**Your instructions:**
The exercise asks you to copy every line below in which "Показы" appears.

## start Record list

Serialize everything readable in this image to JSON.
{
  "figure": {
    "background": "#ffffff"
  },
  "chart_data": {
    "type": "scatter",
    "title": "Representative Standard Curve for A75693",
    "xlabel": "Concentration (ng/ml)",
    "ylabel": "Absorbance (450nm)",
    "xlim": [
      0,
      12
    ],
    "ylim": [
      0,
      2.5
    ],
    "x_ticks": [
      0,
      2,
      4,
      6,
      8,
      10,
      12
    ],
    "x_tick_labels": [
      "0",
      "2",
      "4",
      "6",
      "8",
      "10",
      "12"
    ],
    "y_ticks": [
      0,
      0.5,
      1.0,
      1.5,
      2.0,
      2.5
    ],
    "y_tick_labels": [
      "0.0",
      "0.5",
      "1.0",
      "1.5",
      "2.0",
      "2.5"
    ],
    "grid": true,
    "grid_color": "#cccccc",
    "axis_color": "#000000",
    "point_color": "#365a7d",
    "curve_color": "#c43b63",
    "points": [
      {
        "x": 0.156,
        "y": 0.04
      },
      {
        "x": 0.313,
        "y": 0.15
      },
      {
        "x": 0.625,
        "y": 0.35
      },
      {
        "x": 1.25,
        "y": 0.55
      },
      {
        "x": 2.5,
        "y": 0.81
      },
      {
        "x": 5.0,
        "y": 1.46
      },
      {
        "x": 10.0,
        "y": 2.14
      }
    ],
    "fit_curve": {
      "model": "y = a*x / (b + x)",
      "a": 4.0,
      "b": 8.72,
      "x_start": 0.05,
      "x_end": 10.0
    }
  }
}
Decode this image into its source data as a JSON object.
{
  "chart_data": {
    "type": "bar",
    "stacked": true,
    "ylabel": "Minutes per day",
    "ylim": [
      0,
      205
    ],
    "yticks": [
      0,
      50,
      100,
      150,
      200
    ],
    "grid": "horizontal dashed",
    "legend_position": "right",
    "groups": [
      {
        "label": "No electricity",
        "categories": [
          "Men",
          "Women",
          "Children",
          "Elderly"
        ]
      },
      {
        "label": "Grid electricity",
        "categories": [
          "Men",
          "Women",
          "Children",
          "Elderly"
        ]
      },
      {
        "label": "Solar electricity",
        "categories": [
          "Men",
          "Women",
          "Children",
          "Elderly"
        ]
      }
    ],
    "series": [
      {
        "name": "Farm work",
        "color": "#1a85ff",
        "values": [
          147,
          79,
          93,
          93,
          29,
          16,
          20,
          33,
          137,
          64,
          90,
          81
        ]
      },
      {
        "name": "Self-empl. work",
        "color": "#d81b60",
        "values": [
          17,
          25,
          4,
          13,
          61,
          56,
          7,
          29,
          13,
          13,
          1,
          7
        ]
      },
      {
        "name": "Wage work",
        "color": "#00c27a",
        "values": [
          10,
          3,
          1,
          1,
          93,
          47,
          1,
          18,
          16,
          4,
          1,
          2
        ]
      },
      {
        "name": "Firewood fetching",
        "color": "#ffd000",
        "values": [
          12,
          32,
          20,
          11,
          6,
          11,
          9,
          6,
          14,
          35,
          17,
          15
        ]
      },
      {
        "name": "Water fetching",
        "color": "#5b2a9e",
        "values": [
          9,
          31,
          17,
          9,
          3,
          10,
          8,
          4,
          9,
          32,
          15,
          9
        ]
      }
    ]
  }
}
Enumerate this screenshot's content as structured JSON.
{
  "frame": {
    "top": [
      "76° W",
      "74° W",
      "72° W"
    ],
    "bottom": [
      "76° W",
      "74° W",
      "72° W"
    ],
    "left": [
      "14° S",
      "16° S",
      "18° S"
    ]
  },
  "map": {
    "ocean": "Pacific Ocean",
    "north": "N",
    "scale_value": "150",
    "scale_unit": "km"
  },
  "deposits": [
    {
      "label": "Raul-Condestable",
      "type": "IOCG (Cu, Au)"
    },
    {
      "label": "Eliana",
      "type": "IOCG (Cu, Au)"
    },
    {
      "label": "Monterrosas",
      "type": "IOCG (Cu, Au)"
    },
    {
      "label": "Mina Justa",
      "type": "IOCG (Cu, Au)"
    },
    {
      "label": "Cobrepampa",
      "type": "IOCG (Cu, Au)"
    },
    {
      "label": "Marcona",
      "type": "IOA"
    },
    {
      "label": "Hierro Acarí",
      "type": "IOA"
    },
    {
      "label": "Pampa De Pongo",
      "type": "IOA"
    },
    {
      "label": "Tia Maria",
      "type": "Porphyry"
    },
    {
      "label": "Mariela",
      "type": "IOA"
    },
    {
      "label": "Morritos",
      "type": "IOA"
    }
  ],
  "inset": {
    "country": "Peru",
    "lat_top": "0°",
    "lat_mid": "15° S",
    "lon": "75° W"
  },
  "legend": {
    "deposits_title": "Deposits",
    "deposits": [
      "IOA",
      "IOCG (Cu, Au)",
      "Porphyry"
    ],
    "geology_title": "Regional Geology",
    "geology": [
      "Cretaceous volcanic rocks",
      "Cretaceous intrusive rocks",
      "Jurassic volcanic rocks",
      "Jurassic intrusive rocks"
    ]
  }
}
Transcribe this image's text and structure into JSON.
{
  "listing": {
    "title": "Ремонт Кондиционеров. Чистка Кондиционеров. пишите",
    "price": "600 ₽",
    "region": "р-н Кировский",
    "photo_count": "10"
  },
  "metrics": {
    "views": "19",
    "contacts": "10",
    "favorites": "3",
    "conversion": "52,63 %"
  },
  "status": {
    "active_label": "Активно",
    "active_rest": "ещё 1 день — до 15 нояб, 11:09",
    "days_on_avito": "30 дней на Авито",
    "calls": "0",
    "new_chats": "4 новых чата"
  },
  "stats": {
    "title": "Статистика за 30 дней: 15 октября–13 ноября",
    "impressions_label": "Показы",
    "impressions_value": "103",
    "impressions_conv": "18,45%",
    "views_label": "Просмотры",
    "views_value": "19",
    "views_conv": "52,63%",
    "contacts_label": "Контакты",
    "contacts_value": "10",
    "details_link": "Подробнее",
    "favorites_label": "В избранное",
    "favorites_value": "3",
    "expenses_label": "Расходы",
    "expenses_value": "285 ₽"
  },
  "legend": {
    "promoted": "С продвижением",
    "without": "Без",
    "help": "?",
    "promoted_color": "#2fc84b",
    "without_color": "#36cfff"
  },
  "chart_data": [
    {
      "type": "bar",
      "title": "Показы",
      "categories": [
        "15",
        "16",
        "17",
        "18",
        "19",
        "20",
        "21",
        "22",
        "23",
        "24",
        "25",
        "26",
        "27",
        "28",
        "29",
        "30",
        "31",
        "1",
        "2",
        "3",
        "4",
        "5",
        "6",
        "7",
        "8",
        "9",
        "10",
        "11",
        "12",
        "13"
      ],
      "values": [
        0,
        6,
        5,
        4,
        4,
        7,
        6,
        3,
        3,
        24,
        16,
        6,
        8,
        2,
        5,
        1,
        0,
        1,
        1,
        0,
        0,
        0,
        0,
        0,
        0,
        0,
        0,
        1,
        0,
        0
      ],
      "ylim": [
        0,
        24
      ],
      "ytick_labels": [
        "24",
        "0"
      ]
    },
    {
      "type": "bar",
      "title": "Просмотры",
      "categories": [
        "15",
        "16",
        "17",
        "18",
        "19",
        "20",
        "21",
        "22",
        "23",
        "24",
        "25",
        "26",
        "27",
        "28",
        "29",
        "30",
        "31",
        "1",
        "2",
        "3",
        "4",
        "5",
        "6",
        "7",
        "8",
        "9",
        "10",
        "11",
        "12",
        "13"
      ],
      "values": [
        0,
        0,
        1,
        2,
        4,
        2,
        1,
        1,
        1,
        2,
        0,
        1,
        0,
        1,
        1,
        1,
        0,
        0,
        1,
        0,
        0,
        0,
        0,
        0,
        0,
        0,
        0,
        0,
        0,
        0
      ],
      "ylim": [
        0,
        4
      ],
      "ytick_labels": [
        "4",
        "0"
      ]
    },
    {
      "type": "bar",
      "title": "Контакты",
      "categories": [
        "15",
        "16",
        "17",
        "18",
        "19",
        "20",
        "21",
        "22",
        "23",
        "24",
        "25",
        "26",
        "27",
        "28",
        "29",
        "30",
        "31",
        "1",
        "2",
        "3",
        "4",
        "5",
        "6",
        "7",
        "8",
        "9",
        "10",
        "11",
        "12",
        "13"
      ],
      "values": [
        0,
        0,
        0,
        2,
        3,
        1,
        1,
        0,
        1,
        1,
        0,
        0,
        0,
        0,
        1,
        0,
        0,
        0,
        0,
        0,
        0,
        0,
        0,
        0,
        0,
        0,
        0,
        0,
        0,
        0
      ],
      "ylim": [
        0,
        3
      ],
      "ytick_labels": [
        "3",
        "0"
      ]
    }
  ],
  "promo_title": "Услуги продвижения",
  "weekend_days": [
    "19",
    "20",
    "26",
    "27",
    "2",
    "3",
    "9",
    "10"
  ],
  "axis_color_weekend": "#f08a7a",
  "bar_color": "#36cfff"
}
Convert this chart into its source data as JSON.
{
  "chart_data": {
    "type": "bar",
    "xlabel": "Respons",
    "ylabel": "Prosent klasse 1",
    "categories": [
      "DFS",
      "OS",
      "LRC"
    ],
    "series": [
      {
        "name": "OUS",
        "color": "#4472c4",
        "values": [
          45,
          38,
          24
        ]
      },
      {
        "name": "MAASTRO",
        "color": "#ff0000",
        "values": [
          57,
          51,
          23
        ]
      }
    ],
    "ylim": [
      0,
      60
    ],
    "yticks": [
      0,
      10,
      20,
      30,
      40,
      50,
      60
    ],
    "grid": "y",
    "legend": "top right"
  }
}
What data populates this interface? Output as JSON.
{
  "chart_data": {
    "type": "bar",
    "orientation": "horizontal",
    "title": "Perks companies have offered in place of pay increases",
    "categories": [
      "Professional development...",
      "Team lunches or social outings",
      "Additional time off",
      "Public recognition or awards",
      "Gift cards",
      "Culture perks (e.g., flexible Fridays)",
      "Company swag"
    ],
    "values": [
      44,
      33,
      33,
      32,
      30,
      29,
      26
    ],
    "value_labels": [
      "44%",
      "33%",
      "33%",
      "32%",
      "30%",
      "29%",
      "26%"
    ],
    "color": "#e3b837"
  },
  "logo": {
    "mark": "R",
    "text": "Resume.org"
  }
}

## end Record list

**Written response:**
    "impressions_label": "Показы",
      "title": "Показы",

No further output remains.